Items listed in a dataset
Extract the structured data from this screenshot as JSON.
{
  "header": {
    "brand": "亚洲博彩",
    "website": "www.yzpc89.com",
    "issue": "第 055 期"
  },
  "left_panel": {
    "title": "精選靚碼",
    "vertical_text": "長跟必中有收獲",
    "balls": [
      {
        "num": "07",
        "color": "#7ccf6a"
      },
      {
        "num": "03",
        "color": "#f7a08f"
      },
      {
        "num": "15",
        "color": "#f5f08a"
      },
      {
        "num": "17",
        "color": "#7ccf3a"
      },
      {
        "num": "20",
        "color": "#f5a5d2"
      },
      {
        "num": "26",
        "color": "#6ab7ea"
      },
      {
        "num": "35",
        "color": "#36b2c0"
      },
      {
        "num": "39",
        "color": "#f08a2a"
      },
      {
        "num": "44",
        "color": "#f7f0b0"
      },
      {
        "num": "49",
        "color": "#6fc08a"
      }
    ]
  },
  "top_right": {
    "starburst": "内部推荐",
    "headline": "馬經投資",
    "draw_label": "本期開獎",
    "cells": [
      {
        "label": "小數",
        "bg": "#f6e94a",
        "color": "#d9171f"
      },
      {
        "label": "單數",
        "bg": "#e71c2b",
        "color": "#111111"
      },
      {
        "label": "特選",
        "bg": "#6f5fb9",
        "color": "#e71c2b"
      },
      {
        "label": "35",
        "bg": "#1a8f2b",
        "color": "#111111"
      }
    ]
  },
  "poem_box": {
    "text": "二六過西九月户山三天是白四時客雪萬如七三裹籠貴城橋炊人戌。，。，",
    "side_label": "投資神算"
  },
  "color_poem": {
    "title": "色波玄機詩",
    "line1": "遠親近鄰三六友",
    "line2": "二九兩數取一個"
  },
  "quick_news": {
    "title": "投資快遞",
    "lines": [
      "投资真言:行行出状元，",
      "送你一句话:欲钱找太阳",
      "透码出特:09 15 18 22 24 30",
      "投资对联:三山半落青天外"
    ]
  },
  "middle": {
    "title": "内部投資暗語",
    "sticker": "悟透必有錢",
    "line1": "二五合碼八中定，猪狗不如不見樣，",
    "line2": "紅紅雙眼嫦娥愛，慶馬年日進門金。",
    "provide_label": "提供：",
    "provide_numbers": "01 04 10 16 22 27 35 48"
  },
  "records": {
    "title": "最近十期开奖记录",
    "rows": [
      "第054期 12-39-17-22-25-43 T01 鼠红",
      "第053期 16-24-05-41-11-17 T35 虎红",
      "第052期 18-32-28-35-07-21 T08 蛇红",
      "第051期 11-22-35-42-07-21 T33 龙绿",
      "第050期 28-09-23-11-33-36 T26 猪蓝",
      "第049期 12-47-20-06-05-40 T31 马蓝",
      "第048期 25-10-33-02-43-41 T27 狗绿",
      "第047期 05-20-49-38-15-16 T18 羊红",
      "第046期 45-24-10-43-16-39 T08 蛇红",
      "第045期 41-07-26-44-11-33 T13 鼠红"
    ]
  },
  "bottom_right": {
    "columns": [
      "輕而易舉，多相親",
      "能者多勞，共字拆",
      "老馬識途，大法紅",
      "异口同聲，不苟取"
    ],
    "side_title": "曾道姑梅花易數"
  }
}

* **Goal**:
Every entry must be retyped in full, exactly as given.

* **Result**:
Extract the structured data from this screenshot as JSON.
{
  "header": {
    "brand": "亚洲博彩",
    "website": "www.yzpc89.com",
    "issue": "第 055 期"
  },
  "left_panel": {
    "title": "精選靚碼",
    "vertical_text": "長跟必中有收獲",
    "balls": [
      {
        "num": "07",
        "color": "#7ccf6a"
      },
      {
        "num": "03",
        "color": "#f7a08f"
      },
      {
        "num": "15",
        "color": "#f5f08a"
      },
      {
        "num": "17",
        "color": "#7ccf3a"
      },
      {
        "num": "20",
        "color": "#f5a5d2"
      },
      {
        "num": "26",
        "color": "#6ab7ea"
      },
      {
        "num": "35",
        "color": "#36b2c0"
      },
      {
        "num": "39",
        "color": "#f08a2a"
      },
      {
        "num": "44",
        "color": "#f7f0b0"
      },
      {
        "num": "49",
        "color": "#6fc08a"
      }
    ]
  },
  "top_right": {
    "starburst": "内部推荐",
    "headline": "馬經投資",
    "draw_label": "本期開獎",
    "cells": [
      {
        "label": "小數",
        "bg": "#f6e94a",
        "color": "#d9171f"
      },
      {
        "label": "單數",
        "bg": "#e71c2b",
        "color": "#111111"
      },
      {
        "label": "特選",
        "bg": "#6f5fb9",
        "color": "#e71c2b"
      },
      {
        "label": "35",
        "bg": "#1a8f2b",
        "color": "#111111"
      }
    ]
  },
  "poem_box": {
    "text": "二六過西九月户山三天是白四時客雪萬如七三裹籠貴城橋炊人戌。，。，",
    "side_label": "投資神算"
  },
  "color_poem": {
    "title": "色波玄機詩",
    "line1": "遠親近鄰三六友",
    "line2": "二九兩數取一個"
  },
  "quick_news": {
    "title": "投資快遞",
    "lines": [
      "投资真言:行行出状元，",
      "送你一句话:欲钱找太阳",
      "透码出特:09 15 18 22 24 30",
      "投资对联:三山半落青天外"
    ]
  },
  "middle": {
    "title": "内部投資暗語",
    "sticker": "悟透必有錢",
    "line1": "二五合碼八中定，猪狗不如不見樣，",
    "line2": "紅紅雙眼嫦娥愛，慶馬年日進門金。",
    "provide_label": "提供：",
    "provide_numbers": "01 04 10 16 22 27 35 48"
  },
  "records": {
    "title": "最近十期开奖记录",
    "rows": [
      "第054期 12-39-17-22-25-43 T01 鼠红",
      "第053期 16-24-05-41-11-17 T35 虎红",
      "第052期 18-32-28-35-07-21 T08 蛇红",
      "第051期 11-22-35-42-07-21 T33 龙绿",
      "第050期 28-09-23-11-33-36 T26 猪蓝",
      "第049期 12-47-20-06-05-40 T31 马蓝",
      "第048期 25-10-33-02-43-41 T27 狗绿",
      "第047期 05-20-49-38-15-16 T18 羊红",
      "第046期 45-24-10-43-16-39 T08 蛇红",
      "第045期 41-07-26-44-11-33 T13 鼠红"
    ]
  },
  "bottom_right": {
    "columns": [
      "輕而易舉，多相親",
      "能者多勞，共字拆",
      "老馬識途，大法紅",
      "异口同聲，不苟取"
    ],
    "side_title": "曾道姑梅花易數"
  }
}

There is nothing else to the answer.